_Collection entries_:
----
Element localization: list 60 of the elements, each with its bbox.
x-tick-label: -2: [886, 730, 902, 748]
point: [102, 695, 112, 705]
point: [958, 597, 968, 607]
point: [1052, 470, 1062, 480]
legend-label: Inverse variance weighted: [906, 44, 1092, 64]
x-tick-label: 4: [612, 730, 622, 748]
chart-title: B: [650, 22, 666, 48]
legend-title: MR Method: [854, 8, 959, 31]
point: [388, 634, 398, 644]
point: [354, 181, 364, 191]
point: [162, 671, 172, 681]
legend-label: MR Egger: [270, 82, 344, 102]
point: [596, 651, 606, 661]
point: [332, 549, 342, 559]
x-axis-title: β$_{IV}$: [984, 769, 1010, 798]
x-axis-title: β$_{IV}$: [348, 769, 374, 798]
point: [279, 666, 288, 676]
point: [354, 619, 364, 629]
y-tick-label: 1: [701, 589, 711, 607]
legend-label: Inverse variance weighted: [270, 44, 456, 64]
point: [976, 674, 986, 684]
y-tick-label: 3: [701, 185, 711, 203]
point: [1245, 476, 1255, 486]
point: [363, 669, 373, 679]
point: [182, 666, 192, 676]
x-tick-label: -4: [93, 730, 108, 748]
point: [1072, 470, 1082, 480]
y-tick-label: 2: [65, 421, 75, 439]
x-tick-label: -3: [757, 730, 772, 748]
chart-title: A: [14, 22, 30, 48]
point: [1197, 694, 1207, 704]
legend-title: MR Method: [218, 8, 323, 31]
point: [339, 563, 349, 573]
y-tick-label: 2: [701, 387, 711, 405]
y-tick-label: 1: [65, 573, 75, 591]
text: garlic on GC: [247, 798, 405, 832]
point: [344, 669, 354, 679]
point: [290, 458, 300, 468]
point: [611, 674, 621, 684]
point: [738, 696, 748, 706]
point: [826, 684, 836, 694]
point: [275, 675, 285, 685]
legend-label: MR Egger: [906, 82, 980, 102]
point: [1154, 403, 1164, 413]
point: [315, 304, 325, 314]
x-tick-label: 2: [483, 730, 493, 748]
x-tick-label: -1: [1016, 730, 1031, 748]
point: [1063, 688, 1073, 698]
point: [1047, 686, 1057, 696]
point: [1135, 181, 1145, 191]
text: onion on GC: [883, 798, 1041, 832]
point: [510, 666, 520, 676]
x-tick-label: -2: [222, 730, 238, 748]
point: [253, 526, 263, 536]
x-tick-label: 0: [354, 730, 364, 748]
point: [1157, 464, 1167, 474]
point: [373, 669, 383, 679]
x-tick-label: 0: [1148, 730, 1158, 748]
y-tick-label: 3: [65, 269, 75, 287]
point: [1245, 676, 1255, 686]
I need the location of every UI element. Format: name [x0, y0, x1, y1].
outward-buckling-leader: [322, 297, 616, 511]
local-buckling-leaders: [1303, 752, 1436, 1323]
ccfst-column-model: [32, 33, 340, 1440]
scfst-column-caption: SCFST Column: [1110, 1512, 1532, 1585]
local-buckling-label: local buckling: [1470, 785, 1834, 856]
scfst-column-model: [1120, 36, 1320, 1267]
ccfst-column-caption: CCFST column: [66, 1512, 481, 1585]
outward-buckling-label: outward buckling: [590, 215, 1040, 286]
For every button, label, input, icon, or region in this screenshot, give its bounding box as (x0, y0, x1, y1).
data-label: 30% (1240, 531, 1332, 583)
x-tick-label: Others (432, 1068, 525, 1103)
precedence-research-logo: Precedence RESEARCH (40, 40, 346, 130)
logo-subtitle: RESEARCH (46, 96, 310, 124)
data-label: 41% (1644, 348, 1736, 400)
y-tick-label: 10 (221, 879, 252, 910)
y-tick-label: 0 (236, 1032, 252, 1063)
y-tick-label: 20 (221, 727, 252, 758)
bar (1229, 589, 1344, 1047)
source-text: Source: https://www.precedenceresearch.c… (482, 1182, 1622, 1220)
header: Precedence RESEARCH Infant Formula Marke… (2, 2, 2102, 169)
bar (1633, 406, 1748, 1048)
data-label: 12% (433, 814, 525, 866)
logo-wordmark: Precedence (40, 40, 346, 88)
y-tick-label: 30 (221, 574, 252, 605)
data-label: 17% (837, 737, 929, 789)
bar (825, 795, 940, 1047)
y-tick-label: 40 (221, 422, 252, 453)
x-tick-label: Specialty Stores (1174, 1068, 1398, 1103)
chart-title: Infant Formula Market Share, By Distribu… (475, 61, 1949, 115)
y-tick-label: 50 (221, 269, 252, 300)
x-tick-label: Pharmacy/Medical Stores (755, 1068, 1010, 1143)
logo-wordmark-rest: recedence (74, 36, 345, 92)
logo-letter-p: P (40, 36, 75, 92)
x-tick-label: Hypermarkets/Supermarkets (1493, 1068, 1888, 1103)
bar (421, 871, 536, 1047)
----
_WRITTEN TASK_: Retype every line of the records above, character for character, from the first line to the last.

_SOLUTION_:
Element localization: list 60 of the elements, each with its bbox.
x-tick-label: -2: [886, 730, 902, 748]
point: [102, 695, 112, 705]
point: [958, 597, 968, 607]
point: [1052, 470, 1062, 480]
legend-label: Inverse variance weighted: [906, 44, 1092, 64]
x-tick-label: 4: [612, 730, 622, 748]
chart-title: B: [650, 22, 666, 48]
legend-title: MR Method: [854, 8, 959, 31]
point: [388, 634, 398, 644]
point: [354, 181, 364, 191]
point: [162, 671, 172, 681]
legend-label: MR Egger: [270, 82, 344, 102]
point: [596, 651, 606, 661]
point: [332, 549, 342, 559]
x-axis-title: β$_{IV}$: [984, 769, 1010, 798]
x-axis-title: β$_{IV}$: [348, 769, 374, 798]
point: [279, 666, 288, 676]
point: [354, 619, 364, 629]
y-tick-label: 1: [701, 589, 711, 607]
legend-label: Inverse variance weighted: [270, 44, 456, 64]
point: [976, 674, 986, 684]
y-tick-label: 3: [701, 185, 711, 203]
point: [1245, 476, 1255, 486]
point: [363, 669, 373, 679]
point: [182, 666, 192, 676]
x-tick-label: -4: [93, 730, 108, 748]
point: [1072, 470, 1082, 480]
y-tick-label: 2: [65, 421, 75, 439]
x-tick-label: -3: [757, 730, 772, 748]
chart-title: A: [14, 22, 30, 48]
point: [1197, 694, 1207, 704]
legend-title: MR Method: [218, 8, 323, 31]
point: [339, 563, 349, 573]
y-tick-label: 2: [701, 387, 711, 405]
y-tick-label: 1: [65, 573, 75, 591]
text: garlic on GC: [247, 798, 405, 832]
point: [344, 669, 354, 679]
point: [290, 458, 300, 468]
point: [611, 674, 621, 684]
point: [738, 696, 748, 706]
point: [826, 684, 836, 694]
point: [275, 675, 285, 685]
legend-label: MR Egger: [906, 82, 980, 102]
point: [1154, 403, 1164, 413]
point: [315, 304, 325, 314]
x-tick-label: 2: [483, 730, 493, 748]
x-tick-label: -1: [1016, 730, 1031, 748]
point: [1063, 688, 1073, 698]
point: [1047, 686, 1057, 696]
point: [1135, 181, 1145, 191]
text: onion on GC: [883, 798, 1041, 832]
point: [510, 666, 520, 676]
x-tick-label: -2: [222, 730, 238, 748]
point: [253, 526, 263, 536]
x-tick-label: 0: [354, 730, 364, 748]
point: [1157, 464, 1167, 474]
point: [373, 669, 383, 679]
x-tick-label: 0: [1148, 730, 1158, 748]
y-tick-label: 3: [65, 269, 75, 287]
point: [1245, 676, 1255, 686]
I need the location of every UI element. Format: name [x0, y0, x1, y1].
outward-buckling-leader: [322, 297, 616, 511]
local-buckling-leaders: [1303, 752, 1436, 1323]
ccfst-column-model: [32, 33, 340, 1440]
scfst-column-caption: SCFST Column: [1110, 1512, 1532, 1585]
local-buckling-label: local buckling: [1470, 785, 1834, 856]
scfst-column-model: [1120, 36, 1320, 1267]
ccfst-column-caption: CCFST column: [66, 1512, 481, 1585]
outward-buckling-label: outward buckling: [590, 215, 1040, 286]
For every button, label, input, icon, or region in this screenshot, give its bounding box as (x0, y0, x1, y1).
data-label: 30% (1240, 531, 1332, 583)
x-tick-label: Others (432, 1068, 525, 1103)
precedence-research-logo: Precedence RESEARCH (40, 40, 346, 130)
logo-subtitle: RESEARCH (46, 96, 310, 124)
data-label: 41% (1644, 348, 1736, 400)
y-tick-label: 10 (221, 879, 252, 910)
y-tick-label: 0 (236, 1032, 252, 1063)
y-tick-label: 20 (221, 727, 252, 758)
bar (1229, 589, 1344, 1047)
source-text: Source: https://www.precedenceresearch.c… (482, 1182, 1622, 1220)
header: Precedence RESEARCH Infant Formula Marke… (2, 2, 2102, 169)
bar (1633, 406, 1748, 1048)
data-label: 12% (433, 814, 525, 866)
logo-wordmark: Precedence (40, 40, 346, 88)
y-tick-label: 30 (221, 574, 252, 605)
data-label: 17% (837, 737, 929, 789)
bar (825, 795, 940, 1047)
y-tick-label: 40 (221, 422, 252, 453)
x-tick-label: Specialty Stores (1174, 1068, 1398, 1103)
chart-title: Infant Formula Market Share, By Distribu… (475, 61, 1949, 115)
y-tick-label: 50 (221, 269, 252, 300)
x-tick-label: Pharmacy/Medical Stores (755, 1068, 1010, 1143)
logo-wordmark-rest: recedence (74, 36, 345, 92)
logo-letter-p: P (40, 36, 75, 92)
x-tick-label: Hypermarkets/Supermarkets (1493, 1068, 1888, 1103)
bar (421, 871, 536, 1047)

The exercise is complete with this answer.